== Document segment ==
High confidence RNA-Seq evidence for high risk HPV types 16 and 18 was identified in 12 (2%) of the 502 TCGA prostate cancer transcriptomes.

High risk HPV E7 oncoprotein was positively expressed in 23 (82%) of 28 benign prostate specimens but only in 8 (29%) of 28 of the later prostate cancer specimens. This difference is statistically significant (p = 0.001). Prostate specific antigen (PSA) was more highly expressed in 26 (50%) of 52 prostate cancer specimens as compared to prior benign prostate specimens in the same patients.

Conclusions

High risk HPVs are present in benign prostate tissues prior to the development of HPV positive prostate cancer. There is a significantly higher expression of HPV E7 oncoproteins in benign prostate tissues as compared to late prostate cancer that subsequently developed in the same patients. This observation suggests that HPV oncogenic activity is an early phenomenon in a majority of prostate oncogenesis. TCGA RNA-Seq data suggests that HPV is biologically active in some prostate tumour samples.

Human papilloma viruses (HPVs) with high risk for cancer have been identified in prostate cancers in men located in North and South America, Europe and the Asia/Pacific region including Australia and New Zealand [1]. The most frequently identified high risk HPVs in prostate cancers are types 16, 18, 31, 33 and 58. Meta-analysis of 32 PCR-based studies concluded that high risk HPVs are associated with an increased risk of prostate cancer with an odds ratio of 1.8 [1, 2]. Although there is limited data, up to 22.3% of men with an initial negative prostate biopsy develop prostate cancer within 11 years [3,4,5]. One of the criteria for evidence of causation of a disease by a pathogenic agent is the presence of that agent in normal or benign tissues prior to the development of the disease [6]. However, while HPVs have been identified in benign prostate tissues, no data is available from the same patients to confirm or refute causality based on this criterion.

== Work instructions ==
1: From the HPV and prostate cancer passage, extract the part that opens with the words containing "High risk HPVs are present" and closes with "prostate tumour samples.".
2: Answer these questions using the HPV and prostate cancer passage:
(a) In how many of the 502 TCGA prostate cancer transcriptomes was high confidence RNA-Seq evidence for HPV types 16 and 18 found?
(b) What odds ratio did the meta-analysis of 32 PCR-based studies report?
(c) What p value is given for the difference in HPV E7 oncoprotein expression?
The listing comes from a separate source.

== Listed records ==
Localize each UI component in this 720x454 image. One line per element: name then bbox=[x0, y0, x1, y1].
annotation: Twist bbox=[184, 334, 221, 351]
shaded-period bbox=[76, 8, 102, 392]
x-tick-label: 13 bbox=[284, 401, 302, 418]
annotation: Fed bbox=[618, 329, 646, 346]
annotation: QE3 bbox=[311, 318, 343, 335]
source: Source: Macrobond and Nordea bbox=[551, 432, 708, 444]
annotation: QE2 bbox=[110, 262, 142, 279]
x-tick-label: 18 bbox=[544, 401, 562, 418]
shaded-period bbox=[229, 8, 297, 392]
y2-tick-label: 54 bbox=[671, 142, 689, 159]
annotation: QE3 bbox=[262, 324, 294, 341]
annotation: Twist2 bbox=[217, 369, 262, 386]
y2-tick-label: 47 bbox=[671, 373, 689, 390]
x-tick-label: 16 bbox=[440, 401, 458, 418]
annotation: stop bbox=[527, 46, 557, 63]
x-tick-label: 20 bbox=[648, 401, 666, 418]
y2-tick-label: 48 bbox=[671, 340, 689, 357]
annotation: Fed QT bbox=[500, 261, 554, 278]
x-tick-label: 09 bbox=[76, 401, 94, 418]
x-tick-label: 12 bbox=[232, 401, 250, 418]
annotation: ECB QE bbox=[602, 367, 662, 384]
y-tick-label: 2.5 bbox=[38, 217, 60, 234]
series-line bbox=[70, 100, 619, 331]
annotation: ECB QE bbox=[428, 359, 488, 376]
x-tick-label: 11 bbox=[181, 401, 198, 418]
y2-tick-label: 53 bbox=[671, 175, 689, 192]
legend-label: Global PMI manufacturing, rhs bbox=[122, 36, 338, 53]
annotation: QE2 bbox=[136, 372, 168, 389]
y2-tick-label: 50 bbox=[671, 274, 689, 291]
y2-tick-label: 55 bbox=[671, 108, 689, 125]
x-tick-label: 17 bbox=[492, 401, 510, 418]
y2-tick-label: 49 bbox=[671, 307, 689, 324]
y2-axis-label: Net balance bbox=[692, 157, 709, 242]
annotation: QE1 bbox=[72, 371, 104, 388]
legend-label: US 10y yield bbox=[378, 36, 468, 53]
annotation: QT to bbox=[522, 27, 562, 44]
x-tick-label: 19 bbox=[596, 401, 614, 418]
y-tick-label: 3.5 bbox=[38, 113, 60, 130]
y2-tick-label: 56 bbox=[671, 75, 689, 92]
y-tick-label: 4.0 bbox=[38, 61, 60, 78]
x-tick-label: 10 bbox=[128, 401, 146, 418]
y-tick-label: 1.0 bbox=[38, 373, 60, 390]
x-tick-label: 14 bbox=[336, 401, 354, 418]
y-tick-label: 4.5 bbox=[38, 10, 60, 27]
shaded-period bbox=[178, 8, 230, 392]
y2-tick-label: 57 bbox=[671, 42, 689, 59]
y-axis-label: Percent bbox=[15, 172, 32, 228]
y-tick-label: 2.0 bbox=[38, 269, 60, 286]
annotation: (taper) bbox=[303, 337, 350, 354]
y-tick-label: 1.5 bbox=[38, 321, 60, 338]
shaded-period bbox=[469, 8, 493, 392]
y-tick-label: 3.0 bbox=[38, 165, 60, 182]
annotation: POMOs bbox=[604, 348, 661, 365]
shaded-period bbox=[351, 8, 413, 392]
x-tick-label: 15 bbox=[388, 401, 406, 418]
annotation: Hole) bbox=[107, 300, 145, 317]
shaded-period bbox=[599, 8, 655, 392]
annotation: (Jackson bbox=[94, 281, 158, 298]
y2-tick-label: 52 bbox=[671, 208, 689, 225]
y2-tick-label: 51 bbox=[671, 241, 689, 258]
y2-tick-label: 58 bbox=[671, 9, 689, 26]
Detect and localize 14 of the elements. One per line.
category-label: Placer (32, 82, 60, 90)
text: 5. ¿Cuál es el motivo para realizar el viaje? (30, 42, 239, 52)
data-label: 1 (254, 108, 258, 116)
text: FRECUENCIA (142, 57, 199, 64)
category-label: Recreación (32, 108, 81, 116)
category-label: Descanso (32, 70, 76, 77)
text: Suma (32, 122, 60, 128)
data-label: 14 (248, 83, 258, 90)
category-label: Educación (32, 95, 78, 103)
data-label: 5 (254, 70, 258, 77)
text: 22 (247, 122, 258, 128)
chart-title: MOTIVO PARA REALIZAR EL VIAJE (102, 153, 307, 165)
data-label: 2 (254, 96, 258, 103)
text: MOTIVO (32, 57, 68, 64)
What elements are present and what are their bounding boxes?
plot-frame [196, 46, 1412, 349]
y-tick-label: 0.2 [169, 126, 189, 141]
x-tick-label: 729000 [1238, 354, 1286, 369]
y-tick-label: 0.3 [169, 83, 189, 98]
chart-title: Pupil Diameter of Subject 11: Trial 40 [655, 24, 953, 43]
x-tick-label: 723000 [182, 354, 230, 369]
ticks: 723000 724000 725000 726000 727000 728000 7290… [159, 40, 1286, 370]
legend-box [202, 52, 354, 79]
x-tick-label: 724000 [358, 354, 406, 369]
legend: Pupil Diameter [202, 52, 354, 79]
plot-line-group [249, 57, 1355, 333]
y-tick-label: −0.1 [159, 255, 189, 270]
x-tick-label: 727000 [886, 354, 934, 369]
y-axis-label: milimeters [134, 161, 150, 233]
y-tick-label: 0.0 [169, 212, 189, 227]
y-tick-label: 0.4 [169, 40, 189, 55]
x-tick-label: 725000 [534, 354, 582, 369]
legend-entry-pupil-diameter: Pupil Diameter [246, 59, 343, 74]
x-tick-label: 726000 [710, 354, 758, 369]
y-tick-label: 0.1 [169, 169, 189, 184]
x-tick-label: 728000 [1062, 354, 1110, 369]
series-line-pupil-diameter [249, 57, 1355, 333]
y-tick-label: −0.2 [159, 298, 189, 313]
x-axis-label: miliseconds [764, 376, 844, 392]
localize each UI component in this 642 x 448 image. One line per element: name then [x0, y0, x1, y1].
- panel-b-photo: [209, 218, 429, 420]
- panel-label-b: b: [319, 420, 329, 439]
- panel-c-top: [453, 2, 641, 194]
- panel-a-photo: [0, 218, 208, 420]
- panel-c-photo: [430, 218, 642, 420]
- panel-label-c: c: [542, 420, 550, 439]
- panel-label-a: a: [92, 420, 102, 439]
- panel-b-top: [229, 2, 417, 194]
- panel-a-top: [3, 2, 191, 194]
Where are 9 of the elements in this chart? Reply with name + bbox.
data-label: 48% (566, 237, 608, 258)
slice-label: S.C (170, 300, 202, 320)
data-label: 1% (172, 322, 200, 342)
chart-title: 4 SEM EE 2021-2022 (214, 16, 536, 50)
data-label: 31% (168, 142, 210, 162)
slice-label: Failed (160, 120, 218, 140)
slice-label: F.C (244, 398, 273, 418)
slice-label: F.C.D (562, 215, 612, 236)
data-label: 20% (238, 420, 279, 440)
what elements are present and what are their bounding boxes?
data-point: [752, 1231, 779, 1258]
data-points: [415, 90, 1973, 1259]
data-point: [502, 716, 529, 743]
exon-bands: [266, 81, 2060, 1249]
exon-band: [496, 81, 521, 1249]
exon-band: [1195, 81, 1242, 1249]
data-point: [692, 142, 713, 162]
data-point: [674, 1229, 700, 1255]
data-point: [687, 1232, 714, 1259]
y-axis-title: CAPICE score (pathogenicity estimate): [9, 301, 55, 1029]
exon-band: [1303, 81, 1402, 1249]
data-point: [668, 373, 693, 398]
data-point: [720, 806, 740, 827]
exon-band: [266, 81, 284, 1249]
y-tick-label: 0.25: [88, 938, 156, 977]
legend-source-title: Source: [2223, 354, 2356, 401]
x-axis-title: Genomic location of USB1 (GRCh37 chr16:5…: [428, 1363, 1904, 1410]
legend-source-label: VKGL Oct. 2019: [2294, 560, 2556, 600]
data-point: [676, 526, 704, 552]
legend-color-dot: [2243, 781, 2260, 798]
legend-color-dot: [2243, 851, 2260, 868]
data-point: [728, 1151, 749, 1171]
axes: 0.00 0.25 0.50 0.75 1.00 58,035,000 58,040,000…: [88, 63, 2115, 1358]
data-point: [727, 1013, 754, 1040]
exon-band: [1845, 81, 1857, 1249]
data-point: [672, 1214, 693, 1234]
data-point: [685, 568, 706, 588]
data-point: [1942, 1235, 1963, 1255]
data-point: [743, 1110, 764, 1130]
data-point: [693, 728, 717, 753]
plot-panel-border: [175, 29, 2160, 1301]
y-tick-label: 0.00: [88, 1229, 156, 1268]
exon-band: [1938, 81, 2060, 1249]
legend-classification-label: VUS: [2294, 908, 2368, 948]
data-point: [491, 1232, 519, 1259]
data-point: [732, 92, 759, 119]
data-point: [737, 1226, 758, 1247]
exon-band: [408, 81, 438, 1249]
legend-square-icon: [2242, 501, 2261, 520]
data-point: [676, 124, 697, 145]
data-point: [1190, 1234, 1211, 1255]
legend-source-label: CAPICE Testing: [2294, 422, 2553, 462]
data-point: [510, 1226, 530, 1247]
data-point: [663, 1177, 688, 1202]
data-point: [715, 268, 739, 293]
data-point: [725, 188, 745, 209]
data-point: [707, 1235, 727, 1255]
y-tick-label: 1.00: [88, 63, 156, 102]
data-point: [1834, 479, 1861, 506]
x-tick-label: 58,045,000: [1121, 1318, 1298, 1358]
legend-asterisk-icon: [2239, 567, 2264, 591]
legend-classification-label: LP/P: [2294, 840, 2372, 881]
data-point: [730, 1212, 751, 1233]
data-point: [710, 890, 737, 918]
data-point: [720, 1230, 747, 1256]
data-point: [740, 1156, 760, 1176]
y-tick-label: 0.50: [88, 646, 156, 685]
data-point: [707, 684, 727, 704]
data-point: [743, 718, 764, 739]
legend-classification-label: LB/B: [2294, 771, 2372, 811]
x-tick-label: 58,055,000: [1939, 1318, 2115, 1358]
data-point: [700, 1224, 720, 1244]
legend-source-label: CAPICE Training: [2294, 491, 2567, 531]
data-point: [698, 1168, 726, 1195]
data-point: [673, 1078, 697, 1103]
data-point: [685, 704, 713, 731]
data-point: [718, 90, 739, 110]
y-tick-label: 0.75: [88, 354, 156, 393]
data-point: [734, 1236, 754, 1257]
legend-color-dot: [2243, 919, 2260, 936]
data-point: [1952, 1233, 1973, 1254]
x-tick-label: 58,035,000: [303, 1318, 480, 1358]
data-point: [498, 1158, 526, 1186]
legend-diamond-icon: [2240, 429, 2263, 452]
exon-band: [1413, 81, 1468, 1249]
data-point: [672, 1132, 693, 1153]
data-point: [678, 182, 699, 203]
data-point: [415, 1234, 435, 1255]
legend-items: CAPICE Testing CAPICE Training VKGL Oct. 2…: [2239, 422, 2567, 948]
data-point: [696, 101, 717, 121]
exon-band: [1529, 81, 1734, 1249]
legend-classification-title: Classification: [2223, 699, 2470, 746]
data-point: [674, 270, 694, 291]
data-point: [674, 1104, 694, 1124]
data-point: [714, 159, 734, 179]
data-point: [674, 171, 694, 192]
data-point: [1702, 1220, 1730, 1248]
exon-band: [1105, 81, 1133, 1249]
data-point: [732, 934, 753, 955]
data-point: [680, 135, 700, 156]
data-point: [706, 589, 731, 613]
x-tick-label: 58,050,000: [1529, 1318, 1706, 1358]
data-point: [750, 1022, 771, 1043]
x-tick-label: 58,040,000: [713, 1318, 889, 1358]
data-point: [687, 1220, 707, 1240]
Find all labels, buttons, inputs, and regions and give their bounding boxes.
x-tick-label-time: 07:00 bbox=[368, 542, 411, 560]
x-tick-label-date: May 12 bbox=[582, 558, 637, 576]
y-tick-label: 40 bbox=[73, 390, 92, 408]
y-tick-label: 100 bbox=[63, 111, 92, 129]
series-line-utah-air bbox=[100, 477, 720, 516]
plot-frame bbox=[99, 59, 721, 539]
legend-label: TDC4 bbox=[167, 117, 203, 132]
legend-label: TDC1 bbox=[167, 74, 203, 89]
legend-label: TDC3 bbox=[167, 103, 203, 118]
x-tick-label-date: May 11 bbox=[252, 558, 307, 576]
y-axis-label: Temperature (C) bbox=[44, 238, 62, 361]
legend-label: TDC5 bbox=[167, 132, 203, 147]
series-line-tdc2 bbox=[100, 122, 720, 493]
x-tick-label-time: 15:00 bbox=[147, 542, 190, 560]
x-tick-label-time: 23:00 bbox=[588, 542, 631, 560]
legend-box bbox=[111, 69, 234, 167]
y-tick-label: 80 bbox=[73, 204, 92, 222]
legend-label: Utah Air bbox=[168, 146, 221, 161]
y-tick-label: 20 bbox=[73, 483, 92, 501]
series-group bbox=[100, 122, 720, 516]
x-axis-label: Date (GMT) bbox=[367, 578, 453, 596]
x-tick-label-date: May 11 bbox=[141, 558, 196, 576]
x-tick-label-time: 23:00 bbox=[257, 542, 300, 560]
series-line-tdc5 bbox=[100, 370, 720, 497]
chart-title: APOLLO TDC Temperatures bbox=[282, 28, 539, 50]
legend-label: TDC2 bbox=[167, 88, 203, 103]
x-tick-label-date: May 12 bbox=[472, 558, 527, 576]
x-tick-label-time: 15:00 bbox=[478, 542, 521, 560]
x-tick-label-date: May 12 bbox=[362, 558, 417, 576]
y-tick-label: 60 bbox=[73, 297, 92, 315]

== Solutions by task ==
1:
High risk HPVs are present in benign prostate tissues prior to the development of HPV positive prostate cancer. There is a significantly higher expression of HPV E7 oncoproteins in benign prostate tissues as compared to late prostate cancer that subsequently developed in the same patients. This observation suggests that HPV oncogenic activity is an early phenomenon in a majority of prostate oncogenesis. TCGA RNA-Seq data suggests that HPV is biologically active in some prostate tumour samples.

2:
(a) 12 (2%)
(b) 1.8
(c) p = 0.001